• _Given entries_
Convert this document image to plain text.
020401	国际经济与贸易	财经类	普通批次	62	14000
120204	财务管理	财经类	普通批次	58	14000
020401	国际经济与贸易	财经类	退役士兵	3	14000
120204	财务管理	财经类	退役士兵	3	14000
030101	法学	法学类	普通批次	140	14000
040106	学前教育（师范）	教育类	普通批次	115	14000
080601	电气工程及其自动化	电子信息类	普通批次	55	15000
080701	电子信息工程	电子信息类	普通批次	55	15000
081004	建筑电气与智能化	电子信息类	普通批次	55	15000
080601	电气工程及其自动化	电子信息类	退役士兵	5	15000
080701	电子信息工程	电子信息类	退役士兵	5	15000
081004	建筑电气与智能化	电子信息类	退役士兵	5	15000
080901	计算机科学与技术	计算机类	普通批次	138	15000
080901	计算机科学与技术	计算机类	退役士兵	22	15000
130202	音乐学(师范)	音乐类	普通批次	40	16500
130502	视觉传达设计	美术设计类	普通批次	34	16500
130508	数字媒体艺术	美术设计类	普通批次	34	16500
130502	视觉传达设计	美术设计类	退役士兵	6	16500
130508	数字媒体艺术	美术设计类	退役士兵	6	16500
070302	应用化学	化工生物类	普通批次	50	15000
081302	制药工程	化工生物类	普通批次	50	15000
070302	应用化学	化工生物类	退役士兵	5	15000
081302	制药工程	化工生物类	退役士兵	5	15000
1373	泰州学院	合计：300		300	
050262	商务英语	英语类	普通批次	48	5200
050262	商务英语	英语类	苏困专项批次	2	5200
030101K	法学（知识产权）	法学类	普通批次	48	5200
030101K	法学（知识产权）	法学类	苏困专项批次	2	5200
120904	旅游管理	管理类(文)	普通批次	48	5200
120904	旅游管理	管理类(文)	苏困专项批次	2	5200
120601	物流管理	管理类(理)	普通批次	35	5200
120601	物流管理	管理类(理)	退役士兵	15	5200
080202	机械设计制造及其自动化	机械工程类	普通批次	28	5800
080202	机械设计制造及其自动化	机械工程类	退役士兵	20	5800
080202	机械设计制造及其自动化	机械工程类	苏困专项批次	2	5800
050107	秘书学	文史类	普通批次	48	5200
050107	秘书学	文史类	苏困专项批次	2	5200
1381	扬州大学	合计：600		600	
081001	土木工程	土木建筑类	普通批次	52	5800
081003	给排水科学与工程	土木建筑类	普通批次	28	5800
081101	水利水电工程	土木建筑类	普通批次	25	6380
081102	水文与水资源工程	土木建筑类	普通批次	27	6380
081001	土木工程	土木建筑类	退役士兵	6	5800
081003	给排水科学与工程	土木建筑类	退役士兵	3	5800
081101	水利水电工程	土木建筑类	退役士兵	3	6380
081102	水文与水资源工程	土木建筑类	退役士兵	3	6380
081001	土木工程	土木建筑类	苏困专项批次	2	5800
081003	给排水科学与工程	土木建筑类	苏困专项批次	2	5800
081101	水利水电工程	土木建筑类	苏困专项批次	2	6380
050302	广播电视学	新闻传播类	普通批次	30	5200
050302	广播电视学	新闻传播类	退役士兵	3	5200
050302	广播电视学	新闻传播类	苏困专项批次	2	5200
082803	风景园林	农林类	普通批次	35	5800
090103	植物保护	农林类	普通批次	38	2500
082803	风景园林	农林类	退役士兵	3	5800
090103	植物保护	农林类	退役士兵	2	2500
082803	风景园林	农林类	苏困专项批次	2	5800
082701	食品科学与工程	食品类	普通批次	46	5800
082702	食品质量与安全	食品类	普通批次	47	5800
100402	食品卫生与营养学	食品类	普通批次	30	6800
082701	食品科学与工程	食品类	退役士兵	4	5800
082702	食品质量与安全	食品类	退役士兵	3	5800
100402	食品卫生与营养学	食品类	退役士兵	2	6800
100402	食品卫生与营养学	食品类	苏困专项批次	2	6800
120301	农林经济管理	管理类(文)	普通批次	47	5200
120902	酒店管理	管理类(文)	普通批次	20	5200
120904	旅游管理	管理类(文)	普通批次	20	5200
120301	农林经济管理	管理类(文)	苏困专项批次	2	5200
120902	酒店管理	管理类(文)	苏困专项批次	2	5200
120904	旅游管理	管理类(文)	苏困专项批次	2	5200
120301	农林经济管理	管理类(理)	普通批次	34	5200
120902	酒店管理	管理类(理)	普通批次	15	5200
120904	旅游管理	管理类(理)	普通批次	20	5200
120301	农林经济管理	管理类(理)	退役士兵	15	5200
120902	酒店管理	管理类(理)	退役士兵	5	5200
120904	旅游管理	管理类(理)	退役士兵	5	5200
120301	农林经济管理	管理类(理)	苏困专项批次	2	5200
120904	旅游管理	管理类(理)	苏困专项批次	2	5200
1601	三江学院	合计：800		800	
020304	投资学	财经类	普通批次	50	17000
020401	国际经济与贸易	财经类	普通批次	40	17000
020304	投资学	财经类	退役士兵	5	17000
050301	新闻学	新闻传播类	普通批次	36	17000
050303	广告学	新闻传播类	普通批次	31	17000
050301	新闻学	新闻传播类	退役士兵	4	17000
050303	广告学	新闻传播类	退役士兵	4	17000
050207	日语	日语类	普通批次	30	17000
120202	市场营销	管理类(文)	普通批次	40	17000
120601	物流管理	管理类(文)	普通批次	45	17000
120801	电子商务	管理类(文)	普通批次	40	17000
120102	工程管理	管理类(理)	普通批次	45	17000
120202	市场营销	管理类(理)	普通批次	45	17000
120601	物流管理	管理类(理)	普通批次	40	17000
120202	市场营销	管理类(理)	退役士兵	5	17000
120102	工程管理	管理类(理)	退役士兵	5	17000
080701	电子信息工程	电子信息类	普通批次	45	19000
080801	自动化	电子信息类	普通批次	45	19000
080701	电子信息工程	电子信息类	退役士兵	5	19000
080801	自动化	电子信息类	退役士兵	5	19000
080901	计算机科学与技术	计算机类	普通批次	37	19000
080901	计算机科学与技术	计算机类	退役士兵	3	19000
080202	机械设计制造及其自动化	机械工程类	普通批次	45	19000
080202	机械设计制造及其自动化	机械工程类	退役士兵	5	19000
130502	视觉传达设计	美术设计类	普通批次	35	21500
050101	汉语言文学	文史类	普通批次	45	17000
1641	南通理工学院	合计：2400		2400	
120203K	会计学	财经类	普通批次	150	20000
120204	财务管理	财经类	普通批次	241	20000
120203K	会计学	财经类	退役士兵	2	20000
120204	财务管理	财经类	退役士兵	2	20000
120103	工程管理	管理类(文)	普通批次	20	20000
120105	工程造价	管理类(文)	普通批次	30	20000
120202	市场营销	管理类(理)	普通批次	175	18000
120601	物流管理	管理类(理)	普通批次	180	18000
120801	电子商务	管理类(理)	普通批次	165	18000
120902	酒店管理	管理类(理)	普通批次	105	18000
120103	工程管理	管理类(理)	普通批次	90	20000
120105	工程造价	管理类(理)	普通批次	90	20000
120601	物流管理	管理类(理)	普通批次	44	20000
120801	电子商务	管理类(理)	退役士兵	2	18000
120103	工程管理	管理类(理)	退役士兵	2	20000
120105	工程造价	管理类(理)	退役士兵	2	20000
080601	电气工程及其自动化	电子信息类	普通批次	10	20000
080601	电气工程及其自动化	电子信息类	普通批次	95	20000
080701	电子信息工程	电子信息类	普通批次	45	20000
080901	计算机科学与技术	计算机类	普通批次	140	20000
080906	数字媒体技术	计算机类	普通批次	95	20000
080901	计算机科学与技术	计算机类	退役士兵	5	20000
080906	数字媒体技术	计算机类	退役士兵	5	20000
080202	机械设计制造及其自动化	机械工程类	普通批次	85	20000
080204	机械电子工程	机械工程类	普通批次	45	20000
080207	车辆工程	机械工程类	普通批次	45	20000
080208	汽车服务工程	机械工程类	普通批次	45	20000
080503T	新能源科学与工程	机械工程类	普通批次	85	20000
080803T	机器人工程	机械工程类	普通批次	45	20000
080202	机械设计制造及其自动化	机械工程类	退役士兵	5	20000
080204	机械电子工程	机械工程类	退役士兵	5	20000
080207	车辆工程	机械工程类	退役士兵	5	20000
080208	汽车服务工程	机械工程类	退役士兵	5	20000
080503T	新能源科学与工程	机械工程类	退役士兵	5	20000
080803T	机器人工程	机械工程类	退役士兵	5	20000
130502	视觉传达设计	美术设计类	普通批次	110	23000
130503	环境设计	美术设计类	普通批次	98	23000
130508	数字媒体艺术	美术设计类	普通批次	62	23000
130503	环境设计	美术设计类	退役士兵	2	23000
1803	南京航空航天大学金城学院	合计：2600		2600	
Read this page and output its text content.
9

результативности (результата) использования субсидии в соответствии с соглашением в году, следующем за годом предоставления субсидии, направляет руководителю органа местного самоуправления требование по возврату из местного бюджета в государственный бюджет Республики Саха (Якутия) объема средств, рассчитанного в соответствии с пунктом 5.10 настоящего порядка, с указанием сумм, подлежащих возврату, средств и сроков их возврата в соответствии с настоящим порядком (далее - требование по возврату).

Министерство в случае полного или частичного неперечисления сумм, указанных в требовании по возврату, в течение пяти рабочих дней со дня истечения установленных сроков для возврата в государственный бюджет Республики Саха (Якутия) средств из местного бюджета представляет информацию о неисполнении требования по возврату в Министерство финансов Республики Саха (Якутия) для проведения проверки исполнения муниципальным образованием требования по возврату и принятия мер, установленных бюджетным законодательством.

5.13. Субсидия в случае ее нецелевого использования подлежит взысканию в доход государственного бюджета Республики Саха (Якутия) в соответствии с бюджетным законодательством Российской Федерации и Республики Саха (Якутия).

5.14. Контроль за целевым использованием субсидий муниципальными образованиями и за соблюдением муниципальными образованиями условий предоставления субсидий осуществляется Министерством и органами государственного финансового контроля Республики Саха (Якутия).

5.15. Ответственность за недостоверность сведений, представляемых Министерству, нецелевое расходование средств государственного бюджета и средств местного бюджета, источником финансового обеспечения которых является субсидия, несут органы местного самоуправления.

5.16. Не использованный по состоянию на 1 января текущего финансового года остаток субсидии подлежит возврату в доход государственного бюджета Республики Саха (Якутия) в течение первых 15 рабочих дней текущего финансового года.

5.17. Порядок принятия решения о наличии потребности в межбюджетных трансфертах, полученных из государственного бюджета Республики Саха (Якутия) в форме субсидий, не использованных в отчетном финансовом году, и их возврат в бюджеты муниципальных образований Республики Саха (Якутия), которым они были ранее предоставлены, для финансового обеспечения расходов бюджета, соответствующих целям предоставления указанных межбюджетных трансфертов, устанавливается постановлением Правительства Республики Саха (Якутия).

• _Your instructions_
Find every line that includes the string "самоуправления". Report how many there are and nothing else.

• _Answer to this exercise_
2